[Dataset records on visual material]
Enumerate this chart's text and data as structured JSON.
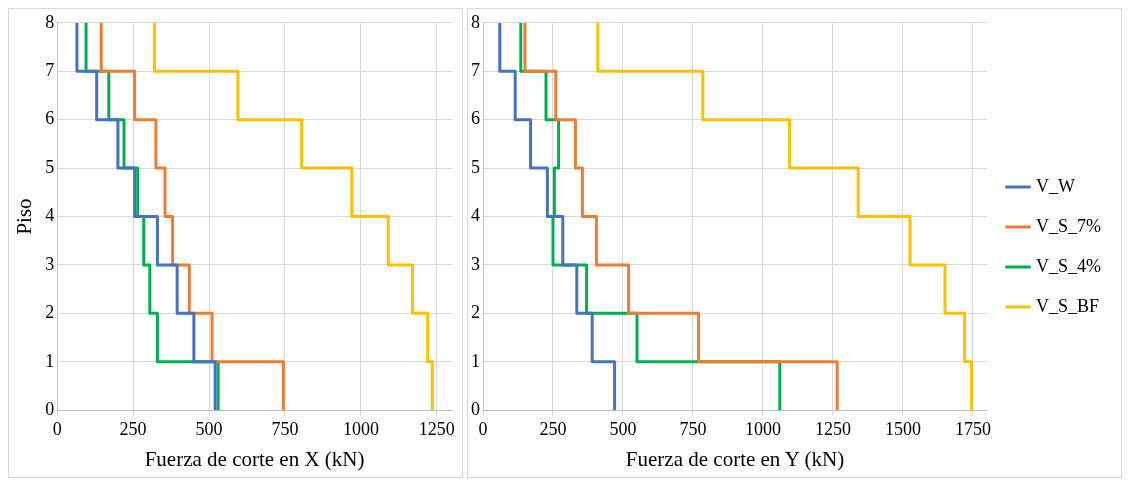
{
  "chart_data": [
    {
      "type": "line",
      "xlabel": "Fuerza de corte en X (kN)",
      "ylabel": "Piso",
      "xlim": [
        0,
        1300
      ],
      "xticks": [
        0,
        250,
        500,
        750,
        1000,
        1250
      ],
      "ylim": [
        0,
        8
      ],
      "yticks": [
        0,
        1,
        2,
        3,
        4,
        5,
        6,
        7,
        8
      ],
      "grid": true,
      "legend": false,
      "marker": "none",
      "line_style": "solid",
      "series": [
        {
          "color": "#4472c4",
          "x": [
            520,
            520,
            450,
            450,
            395,
            395,
            330,
            330,
            255,
            255,
            200,
            200,
            130,
            130,
            65,
            65
          ],
          "values": [
            0,
            1,
            1,
            2,
            2,
            3,
            3,
            4,
            4,
            5,
            5,
            6,
            6,
            7,
            7,
            8
          ]
        },
        {
          "color": "#ed7d31",
          "x": [
            745,
            745,
            510,
            510,
            435,
            435,
            380,
            380,
            355,
            355,
            325,
            325,
            255,
            255,
            145,
            145
          ],
          "values": [
            0,
            1,
            1,
            2,
            2,
            3,
            3,
            4,
            4,
            5,
            5,
            6,
            6,
            7,
            7,
            8
          ]
        },
        {
          "color": "#00b050",
          "x": [
            530,
            530,
            330,
            330,
            305,
            305,
            285,
            285,
            265,
            265,
            220,
            220,
            170,
            170,
            95,
            95
          ],
          "values": [
            0,
            1,
            1,
            2,
            2,
            3,
            3,
            4,
            4,
            5,
            5,
            6,
            6,
            7,
            7,
            8
          ]
        },
        {
          "color": "#ffc000",
          "x": [
            1235,
            1235,
            1220,
            1220,
            1170,
            1170,
            1090,
            1090,
            970,
            970,
            805,
            805,
            595,
            595,
            320,
            320
          ],
          "values": [
            0,
            1,
            1,
            2,
            2,
            3,
            3,
            4,
            4,
            5,
            5,
            6,
            6,
            7,
            7,
            8
          ]
        }
      ]
    },
    {
      "type": "line",
      "xlabel": "Fuerza de corte en Y (kN)",
      "xlim": [
        0,
        1800
      ],
      "xticks": [
        0,
        250,
        500,
        750,
        1000,
        1250,
        1500,
        1750
      ],
      "ylim": [
        0,
        8
      ],
      "yticks": [
        0,
        1,
        2,
        3,
        4,
        5,
        6,
        7,
        8
      ],
      "grid": true,
      "legend": "right",
      "marker": "none",
      "line_style": "solid",
      "series": [
        {
          "name": "V_W",
          "color": "#4472c4",
          "x": [
            470,
            470,
            390,
            390,
            335,
            335,
            285,
            285,
            230,
            230,
            170,
            170,
            115,
            115,
            60,
            60
          ],
          "values": [
            0,
            1,
            1,
            2,
            2,
            3,
            3,
            4,
            4,
            5,
            5,
            6,
            6,
            7,
            7,
            8
          ]
        },
        {
          "name": "V_S_7%",
          "color": "#ed7d31",
          "x": [
            1265,
            1265,
            770,
            770,
            520,
            520,
            405,
            405,
            355,
            355,
            330,
            330,
            260,
            260,
            150,
            150
          ],
          "values": [
            0,
            1,
            1,
            2,
            2,
            3,
            3,
            4,
            4,
            5,
            5,
            6,
            6,
            7,
            7,
            8
          ]
        },
        {
          "name": "V_S_4%",
          "color": "#00b050",
          "x": [
            1060,
            1060,
            550,
            550,
            370,
            370,
            250,
            250,
            255,
            255,
            270,
            270,
            225,
            225,
            135,
            135
          ],
          "values": [
            0,
            1,
            1,
            2,
            2,
            3,
            3,
            4,
            4,
            5,
            5,
            6,
            6,
            7,
            7,
            8
          ]
        },
        {
          "name": "V_S_BF",
          "color": "#ffc000",
          "x": [
            1745,
            1745,
            1720,
            1720,
            1650,
            1650,
            1525,
            1525,
            1340,
            1340,
            1095,
            1095,
            785,
            785,
            410,
            410
          ],
          "values": [
            0,
            1,
            1,
            2,
            2,
            3,
            3,
            4,
            4,
            5,
            5,
            6,
            6,
            7,
            7,
            8
          ]
        }
      ]
    }
  ]
}
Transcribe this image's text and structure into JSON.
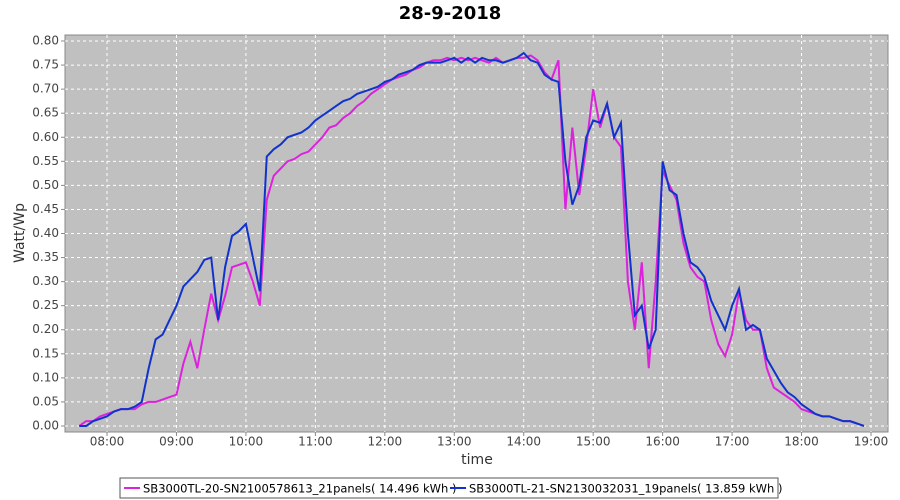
{
  "chart_data": {
    "type": "line",
    "title": "28-9-2018",
    "x_label": "time",
    "y_label": "Watt/Wp",
    "x": [
      7.6,
      7.7,
      7.8,
      7.9,
      8.0,
      8.1,
      8.2,
      8.3,
      8.4,
      8.5,
      8.6,
      8.7,
      8.8,
      8.9,
      9.0,
      9.1,
      9.2,
      9.3,
      9.4,
      9.5,
      9.6,
      9.7,
      9.8,
      9.9,
      10.0,
      10.1,
      10.2,
      10.3,
      10.4,
      10.5,
      10.6,
      10.7,
      10.8,
      10.9,
      11.0,
      11.1,
      11.2,
      11.3,
      11.4,
      11.5,
      11.6,
      11.7,
      11.8,
      11.9,
      12.0,
      12.1,
      12.2,
      12.3,
      12.4,
      12.5,
      12.6,
      12.7,
      12.8,
      12.9,
      13.0,
      13.1,
      13.2,
      13.3,
      13.4,
      13.5,
      13.6,
      13.7,
      13.8,
      13.9,
      14.0,
      14.1,
      14.2,
      14.3,
      14.4,
      14.5,
      14.6,
      14.7,
      14.8,
      14.9,
      15.0,
      15.1,
      15.2,
      15.3,
      15.4,
      15.5,
      15.6,
      15.7,
      15.8,
      15.9,
      16.0,
      16.1,
      16.2,
      16.3,
      16.4,
      16.5,
      16.6,
      16.7,
      16.8,
      16.9,
      17.0,
      17.1,
      17.2,
      17.3,
      17.4,
      17.5,
      17.6,
      17.7,
      17.8,
      17.9,
      18.0,
      18.1,
      18.2,
      18.3,
      18.4,
      18.5,
      18.6,
      18.7,
      18.8,
      18.9
    ],
    "series": [
      {
        "name": "SB3000TL-20-SN2100578613_21panels( 14.496 kWh )",
        "color": "#dd22dd",
        "values": [
          0.0,
          0.01,
          0.01,
          0.02,
          0.025,
          0.03,
          0.035,
          0.035,
          0.035,
          0.045,
          0.05,
          0.05,
          0.055,
          0.06,
          0.065,
          0.13,
          0.175,
          0.12,
          0.2,
          0.275,
          0.22,
          0.27,
          0.33,
          0.335,
          0.34,
          0.3,
          0.25,
          0.47,
          0.52,
          0.535,
          0.55,
          0.555,
          0.565,
          0.57,
          0.585,
          0.6,
          0.62,
          0.625,
          0.64,
          0.65,
          0.665,
          0.675,
          0.69,
          0.7,
          0.71,
          0.72,
          0.725,
          0.73,
          0.74,
          0.745,
          0.755,
          0.76,
          0.76,
          0.765,
          0.76,
          0.765,
          0.76,
          0.765,
          0.76,
          0.755,
          0.765,
          0.755,
          0.76,
          0.765,
          0.765,
          0.77,
          0.76,
          0.735,
          0.72,
          0.76,
          0.45,
          0.62,
          0.48,
          0.58,
          0.7,
          0.62,
          0.67,
          0.6,
          0.58,
          0.3,
          0.2,
          0.34,
          0.12,
          0.3,
          0.53,
          0.5,
          0.47,
          0.38,
          0.33,
          0.31,
          0.3,
          0.22,
          0.17,
          0.145,
          0.19,
          0.28,
          0.22,
          0.2,
          0.2,
          0.12,
          0.08,
          0.07,
          0.06,
          0.05,
          0.035,
          0.03,
          0.025,
          0.02,
          0.02,
          0.015,
          0.01,
          0.01,
          0.005,
          0.0
        ]
      },
      {
        "name": "SB3000TL-21-SN2130032031_19panels( 13.859 kWh )",
        "color": "#1133cc",
        "values": [
          0.0,
          0.0,
          0.01,
          0.015,
          0.02,
          0.03,
          0.035,
          0.035,
          0.04,
          0.05,
          0.12,
          0.18,
          0.19,
          0.22,
          0.25,
          0.29,
          0.305,
          0.32,
          0.345,
          0.35,
          0.22,
          0.33,
          0.395,
          0.405,
          0.42,
          0.35,
          0.28,
          0.56,
          0.575,
          0.585,
          0.6,
          0.605,
          0.61,
          0.62,
          0.635,
          0.645,
          0.655,
          0.665,
          0.675,
          0.68,
          0.69,
          0.695,
          0.7,
          0.705,
          0.715,
          0.72,
          0.73,
          0.735,
          0.74,
          0.75,
          0.755,
          0.755,
          0.755,
          0.76,
          0.765,
          0.755,
          0.765,
          0.755,
          0.765,
          0.76,
          0.76,
          0.755,
          0.76,
          0.765,
          0.775,
          0.76,
          0.755,
          0.73,
          0.72,
          0.715,
          0.55,
          0.46,
          0.5,
          0.6,
          0.635,
          0.63,
          0.67,
          0.6,
          0.63,
          0.4,
          0.23,
          0.25,
          0.16,
          0.2,
          0.55,
          0.49,
          0.48,
          0.4,
          0.34,
          0.33,
          0.31,
          0.26,
          0.23,
          0.2,
          0.25,
          0.285,
          0.2,
          0.21,
          0.2,
          0.14,
          0.115,
          0.09,
          0.07,
          0.06,
          0.045,
          0.035,
          0.025,
          0.02,
          0.02,
          0.015,
          0.01,
          0.01,
          0.005,
          0.0
        ]
      }
    ],
    "xlim": [
      7.395,
      19.245
    ],
    "xticks": [
      {
        "value": 8,
        "label": "08:00"
      },
      {
        "value": 9,
        "label": "09:00"
      },
      {
        "value": 10,
        "label": "10:00"
      },
      {
        "value": 11,
        "label": "11:00"
      },
      {
        "value": 12,
        "label": "12:00"
      },
      {
        "value": 13,
        "label": "13:00"
      },
      {
        "value": 14,
        "label": "14:00"
      },
      {
        "value": 15,
        "label": "15:00"
      },
      {
        "value": 16,
        "label": "16:00"
      },
      {
        "value": 17,
        "label": "17:00"
      },
      {
        "value": 18,
        "label": "18:00"
      },
      {
        "value": 19,
        "label": "19:00"
      }
    ],
    "ylim": [
      -0.0125,
      0.8125
    ],
    "yticks": [
      {
        "value": 0,
        "label": "0.00"
      },
      {
        "value": 0.05,
        "label": "0.05"
      },
      {
        "value": 0.1,
        "label": "0.10"
      },
      {
        "value": 0.15,
        "label": "0.15"
      },
      {
        "value": 0.2,
        "label": "0.20"
      },
      {
        "value": 0.25,
        "label": "0.25"
      },
      {
        "value": 0.3,
        "label": "0.30"
      },
      {
        "value": 0.35,
        "label": "0.35"
      },
      {
        "value": 0.4,
        "label": "0.40"
      },
      {
        "value": 0.45,
        "label": "0.45"
      },
      {
        "value": 0.5,
        "label": "0.50"
      },
      {
        "value": 0.55,
        "label": "0.55"
      },
      {
        "value": 0.6,
        "label": "0.60"
      },
      {
        "value": 0.65,
        "label": "0.65"
      },
      {
        "value": 0.7,
        "label": "0.70"
      },
      {
        "value": 0.75,
        "label": "0.75"
      },
      {
        "value": 0.8,
        "label": "0.80"
      }
    ],
    "grid": true,
    "legend": "bottom"
  }
}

* [Your instructions] Search the data above for the string "name" and return every line that has it.

* [The completed task]
          "name": "V_W",
          "name": "V_S_7%",
          "name": "V_S_4%",
          "name": "V_S_BF",
        "name": "SB3000TL-20-SN2100578613_21panels( 14.496 kWh )",
        "name": "SB3000TL-21-SN2130032031_19panels( 13.859 kWh )",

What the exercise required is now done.